TASK STATEMENT. Write the data below out exactly as it stands. Do not include the pictures.

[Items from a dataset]
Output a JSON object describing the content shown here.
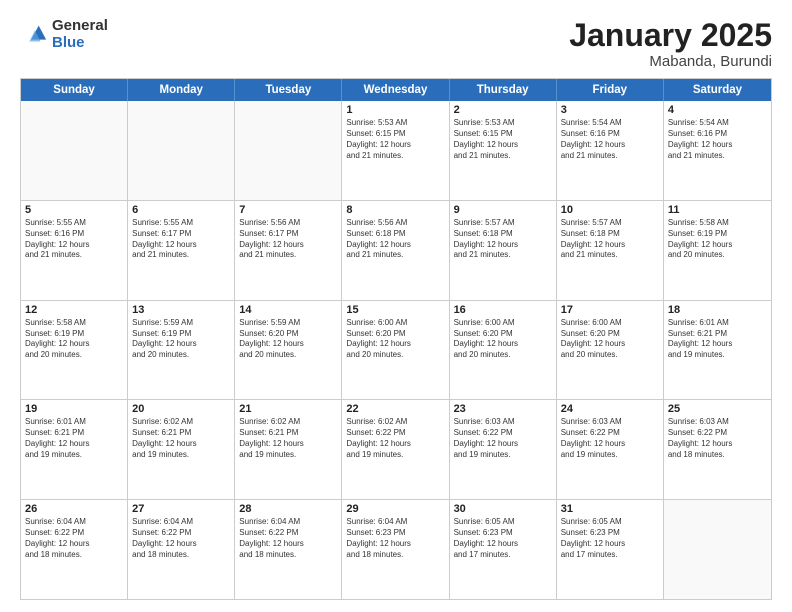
{
  "header": {
    "logo_general": "General",
    "logo_blue": "Blue",
    "title": "January 2025",
    "subtitle": "Mabanda, Burundi"
  },
  "days_of_week": [
    "Sunday",
    "Monday",
    "Tuesday",
    "Wednesday",
    "Thursday",
    "Friday",
    "Saturday"
  ],
  "weeks": [
    [
      {
        "day": "",
        "info": ""
      },
      {
        "day": "",
        "info": ""
      },
      {
        "day": "",
        "info": ""
      },
      {
        "day": "1",
        "info": "Sunrise: 5:53 AM\nSunset: 6:15 PM\nDaylight: 12 hours\nand 21 minutes."
      },
      {
        "day": "2",
        "info": "Sunrise: 5:53 AM\nSunset: 6:15 PM\nDaylight: 12 hours\nand 21 minutes."
      },
      {
        "day": "3",
        "info": "Sunrise: 5:54 AM\nSunset: 6:16 PM\nDaylight: 12 hours\nand 21 minutes."
      },
      {
        "day": "4",
        "info": "Sunrise: 5:54 AM\nSunset: 6:16 PM\nDaylight: 12 hours\nand 21 minutes."
      }
    ],
    [
      {
        "day": "5",
        "info": "Sunrise: 5:55 AM\nSunset: 6:16 PM\nDaylight: 12 hours\nand 21 minutes."
      },
      {
        "day": "6",
        "info": "Sunrise: 5:55 AM\nSunset: 6:17 PM\nDaylight: 12 hours\nand 21 minutes."
      },
      {
        "day": "7",
        "info": "Sunrise: 5:56 AM\nSunset: 6:17 PM\nDaylight: 12 hours\nand 21 minutes."
      },
      {
        "day": "8",
        "info": "Sunrise: 5:56 AM\nSunset: 6:18 PM\nDaylight: 12 hours\nand 21 minutes."
      },
      {
        "day": "9",
        "info": "Sunrise: 5:57 AM\nSunset: 6:18 PM\nDaylight: 12 hours\nand 21 minutes."
      },
      {
        "day": "10",
        "info": "Sunrise: 5:57 AM\nSunset: 6:18 PM\nDaylight: 12 hours\nand 21 minutes."
      },
      {
        "day": "11",
        "info": "Sunrise: 5:58 AM\nSunset: 6:19 PM\nDaylight: 12 hours\nand 20 minutes."
      }
    ],
    [
      {
        "day": "12",
        "info": "Sunrise: 5:58 AM\nSunset: 6:19 PM\nDaylight: 12 hours\nand 20 minutes."
      },
      {
        "day": "13",
        "info": "Sunrise: 5:59 AM\nSunset: 6:19 PM\nDaylight: 12 hours\nand 20 minutes."
      },
      {
        "day": "14",
        "info": "Sunrise: 5:59 AM\nSunset: 6:20 PM\nDaylight: 12 hours\nand 20 minutes."
      },
      {
        "day": "15",
        "info": "Sunrise: 6:00 AM\nSunset: 6:20 PM\nDaylight: 12 hours\nand 20 minutes."
      },
      {
        "day": "16",
        "info": "Sunrise: 6:00 AM\nSunset: 6:20 PM\nDaylight: 12 hours\nand 20 minutes."
      },
      {
        "day": "17",
        "info": "Sunrise: 6:00 AM\nSunset: 6:20 PM\nDaylight: 12 hours\nand 20 minutes."
      },
      {
        "day": "18",
        "info": "Sunrise: 6:01 AM\nSunset: 6:21 PM\nDaylight: 12 hours\nand 19 minutes."
      }
    ],
    [
      {
        "day": "19",
        "info": "Sunrise: 6:01 AM\nSunset: 6:21 PM\nDaylight: 12 hours\nand 19 minutes."
      },
      {
        "day": "20",
        "info": "Sunrise: 6:02 AM\nSunset: 6:21 PM\nDaylight: 12 hours\nand 19 minutes."
      },
      {
        "day": "21",
        "info": "Sunrise: 6:02 AM\nSunset: 6:21 PM\nDaylight: 12 hours\nand 19 minutes."
      },
      {
        "day": "22",
        "info": "Sunrise: 6:02 AM\nSunset: 6:22 PM\nDaylight: 12 hours\nand 19 minutes."
      },
      {
        "day": "23",
        "info": "Sunrise: 6:03 AM\nSunset: 6:22 PM\nDaylight: 12 hours\nand 19 minutes."
      },
      {
        "day": "24",
        "info": "Sunrise: 6:03 AM\nSunset: 6:22 PM\nDaylight: 12 hours\nand 19 minutes."
      },
      {
        "day": "25",
        "info": "Sunrise: 6:03 AM\nSunset: 6:22 PM\nDaylight: 12 hours\nand 18 minutes."
      }
    ],
    [
      {
        "day": "26",
        "info": "Sunrise: 6:04 AM\nSunset: 6:22 PM\nDaylight: 12 hours\nand 18 minutes."
      },
      {
        "day": "27",
        "info": "Sunrise: 6:04 AM\nSunset: 6:22 PM\nDaylight: 12 hours\nand 18 minutes."
      },
      {
        "day": "28",
        "info": "Sunrise: 6:04 AM\nSunset: 6:22 PM\nDaylight: 12 hours\nand 18 minutes."
      },
      {
        "day": "29",
        "info": "Sunrise: 6:04 AM\nSunset: 6:23 PM\nDaylight: 12 hours\nand 18 minutes."
      },
      {
        "day": "30",
        "info": "Sunrise: 6:05 AM\nSunset: 6:23 PM\nDaylight: 12 hours\nand 17 minutes."
      },
      {
        "day": "31",
        "info": "Sunrise: 6:05 AM\nSunset: 6:23 PM\nDaylight: 12 hours\nand 17 minutes."
      },
      {
        "day": "",
        "info": ""
      }
    ]
  ]
}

ANSWER BELOW.
Output a JSON object describing the content shown here.
{
  "header": {
    "logo_general": "General",
    "logo_blue": "Blue",
    "title": "January 2025",
    "subtitle": "Mabanda, Burundi"
  },
  "days_of_week": [
    "Sunday",
    "Monday",
    "Tuesday",
    "Wednesday",
    "Thursday",
    "Friday",
    "Saturday"
  ],
  "weeks": [
    [
      {
        "day": "",
        "info": ""
      },
      {
        "day": "",
        "info": ""
      },
      {
        "day": "",
        "info": ""
      },
      {
        "day": "1",
        "info": "Sunrise: 5:53 AM\nSunset: 6:15 PM\nDaylight: 12 hours\nand 21 minutes."
      },
      {
        "day": "2",
        "info": "Sunrise: 5:53 AM\nSunset: 6:15 PM\nDaylight: 12 hours\nand 21 minutes."
      },
      {
        "day": "3",
        "info": "Sunrise: 5:54 AM\nSunset: 6:16 PM\nDaylight: 12 hours\nand 21 minutes."
      },
      {
        "day": "4",
        "info": "Sunrise: 5:54 AM\nSunset: 6:16 PM\nDaylight: 12 hours\nand 21 minutes."
      }
    ],
    [
      {
        "day": "5",
        "info": "Sunrise: 5:55 AM\nSunset: 6:16 PM\nDaylight: 12 hours\nand 21 minutes."
      },
      {
        "day": "6",
        "info": "Sunrise: 5:55 AM\nSunset: 6:17 PM\nDaylight: 12 hours\nand 21 minutes."
      },
      {
        "day": "7",
        "info": "Sunrise: 5:56 AM\nSunset: 6:17 PM\nDaylight: 12 hours\nand 21 minutes."
      },
      {
        "day": "8",
        "info": "Sunrise: 5:56 AM\nSunset: 6:18 PM\nDaylight: 12 hours\nand 21 minutes."
      },
      {
        "day": "9",
        "info": "Sunrise: 5:57 AM\nSunset: 6:18 PM\nDaylight: 12 hours\nand 21 minutes."
      },
      {
        "day": "10",
        "info": "Sunrise: 5:57 AM\nSunset: 6:18 PM\nDaylight: 12 hours\nand 21 minutes."
      },
      {
        "day": "11",
        "info": "Sunrise: 5:58 AM\nSunset: 6:19 PM\nDaylight: 12 hours\nand 20 minutes."
      }
    ],
    [
      {
        "day": "12",
        "info": "Sunrise: 5:58 AM\nSunset: 6:19 PM\nDaylight: 12 hours\nand 20 minutes."
      },
      {
        "day": "13",
        "info": "Sunrise: 5:59 AM\nSunset: 6:19 PM\nDaylight: 12 hours\nand 20 minutes."
      },
      {
        "day": "14",
        "info": "Sunrise: 5:59 AM\nSunset: 6:20 PM\nDaylight: 12 hours\nand 20 minutes."
      },
      {
        "day": "15",
        "info": "Sunrise: 6:00 AM\nSunset: 6:20 PM\nDaylight: 12 hours\nand 20 minutes."
      },
      {
        "day": "16",
        "info": "Sunrise: 6:00 AM\nSunset: 6:20 PM\nDaylight: 12 hours\nand 20 minutes."
      },
      {
        "day": "17",
        "info": "Sunrise: 6:00 AM\nSunset: 6:20 PM\nDaylight: 12 hours\nand 20 minutes."
      },
      {
        "day": "18",
        "info": "Sunrise: 6:01 AM\nSunset: 6:21 PM\nDaylight: 12 hours\nand 19 minutes."
      }
    ],
    [
      {
        "day": "19",
        "info": "Sunrise: 6:01 AM\nSunset: 6:21 PM\nDaylight: 12 hours\nand 19 minutes."
      },
      {
        "day": "20",
        "info": "Sunrise: 6:02 AM\nSunset: 6:21 PM\nDaylight: 12 hours\nand 19 minutes."
      },
      {
        "day": "21",
        "info": "Sunrise: 6:02 AM\nSunset: 6:21 PM\nDaylight: 12 hours\nand 19 minutes."
      },
      {
        "day": "22",
        "info": "Sunrise: 6:02 AM\nSunset: 6:22 PM\nDaylight: 12 hours\nand 19 minutes."
      },
      {
        "day": "23",
        "info": "Sunrise: 6:03 AM\nSunset: 6:22 PM\nDaylight: 12 hours\nand 19 minutes."
      },
      {
        "day": "24",
        "info": "Sunrise: 6:03 AM\nSunset: 6:22 PM\nDaylight: 12 hours\nand 19 minutes."
      },
      {
        "day": "25",
        "info": "Sunrise: 6:03 AM\nSunset: 6:22 PM\nDaylight: 12 hours\nand 18 minutes."
      }
    ],
    [
      {
        "day": "26",
        "info": "Sunrise: 6:04 AM\nSunset: 6:22 PM\nDaylight: 12 hours\nand 18 minutes."
      },
      {
        "day": "27",
        "info": "Sunrise: 6:04 AM\nSunset: 6:22 PM\nDaylight: 12 hours\nand 18 minutes."
      },
      {
        "day": "28",
        "info": "Sunrise: 6:04 AM\nSunset: 6:22 PM\nDaylight: 12 hours\nand 18 minutes."
      },
      {
        "day": "29",
        "info": "Sunrise: 6:04 AM\nSunset: 6:23 PM\nDaylight: 12 hours\nand 18 minutes."
      },
      {
        "day": "30",
        "info": "Sunrise: 6:05 AM\nSunset: 6:23 PM\nDaylight: 12 hours\nand 17 minutes."
      },
      {
        "day": "31",
        "info": "Sunrise: 6:05 AM\nSunset: 6:23 PM\nDaylight: 12 hours\nand 17 minutes."
      },
      {
        "day": "",
        "info": ""
      }
    ]
  ]
}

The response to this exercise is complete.